PROBLEM
Retype the records below exactly as they appear, but leave out any pictures.

[Dataset entries]
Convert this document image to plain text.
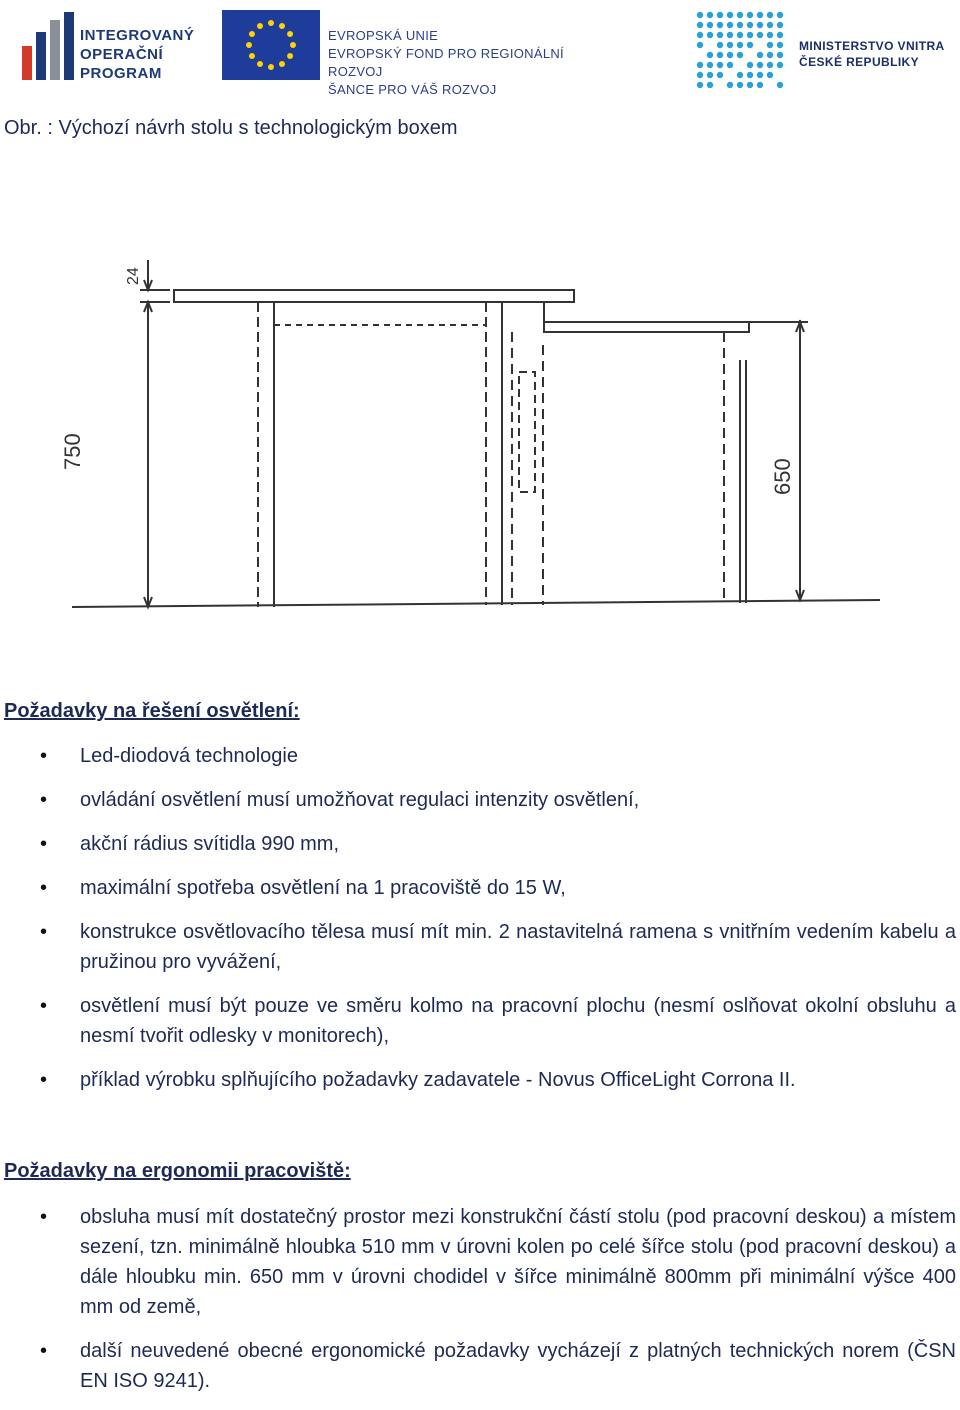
INTEGROVANÝ
OPERAČNÍ
PROGRAM
EVROPSKÁ UNIE
EVROPSKÝ FOND PRO REGIONÁLNÍ ROZVOJ
ŠANCE PRO VÁŠ ROZVOJ
MINISTERSTVO VNITRA
ČESKÉ REPUBLIKY
Obr. : Výchozí návrh stolu s technologickým boxem
24
750
650
Požadavky na řešení osvětlení:
• Led-diodová technologie
• ovládání osvětlení musí umožňovat regulaci intenzity osvětlení,
• akční rádius svítidla 990 mm,
• maximální spotřeba osvětlení na 1 pracoviště do 15 W,
• konstrukce osvětlovacího tělesa musí mít min. 2 nastavitelná ramena s vnitřním vedením kabelu a pružinou pro vyvážení,
• osvětlení musí být pouze ve směru kolmo na pracovní plochu (nesmí oslňovat okolní obsluhu a nesmí tvořit odlesky v monitorech),
• příklad výrobku splňujícího požadavky zadavatele - Novus OfficeLight Corrona II.
Požadavky na ergonomii pracoviště:
• obsluha musí mít dostatečný prostor mezi konstrukční částí stolu (pod pracovní deskou) a místem sezení, tzn. minimálně hloubka 510 mm v úrovni kolen po celé šířce stolu (pod pracovní deskou) a dále hloubku min. 650 mm v úrovni chodidel v šířce minimálně 800mm při minimální výšce 400 mm od země,
• další neuvedené obecné ergonomické požadavky vycházejí z platných technických norem (ČSN EN ISO 9241).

WRITTEN SOLUTION
Convert this document image to plain text.
INTEGROVANÝ
OPERAČNÍ
PROGRAM
EVROPSKÁ UNIE
EVROPSKÝ FOND PRO REGIONÁLNÍ ROZVOJ
ŠANCE PRO VÁŠ ROZVOJ
MINISTERSTVO VNITRA
ČESKÉ REPUBLIKY
Obr. : Výchozí návrh stolu s technologickým boxem
24
750
650
Požadavky na řešení osvětlení:
• Led-diodová technologie
• ovládání osvětlení musí umožňovat regulaci intenzity osvětlení,
• akční rádius svítidla 990 mm,
• maximální spotřeba osvětlení na 1 pracoviště do 15 W,
• konstrukce osvětlovacího tělesa musí mít min. 2 nastavitelná ramena s vnitřním vedením kabelu a pružinou pro vyvážení,
• osvětlení musí být pouze ve směru kolmo na pracovní plochu (nesmí oslňovat okolní obsluhu a nesmí tvořit odlesky v monitorech),
• příklad výrobku splňujícího požadavky zadavatele - Novus OfficeLight Corrona II.
Požadavky na ergonomii pracoviště:
• obsluha musí mít dostatečný prostor mezi konstrukční částí stolu (pod pracovní deskou) a místem sezení, tzn. minimálně hloubka 510 mm v úrovni kolen po celé šířce stolu (pod pracovní deskou) a dále hloubku min. 650 mm v úrovni chodidel v šířce minimálně 800mm při minimální výšce 400 mm od země,
• další neuvedené obecné ergonomické požadavky vycházejí z platných technických norem (ČSN EN ISO 9241).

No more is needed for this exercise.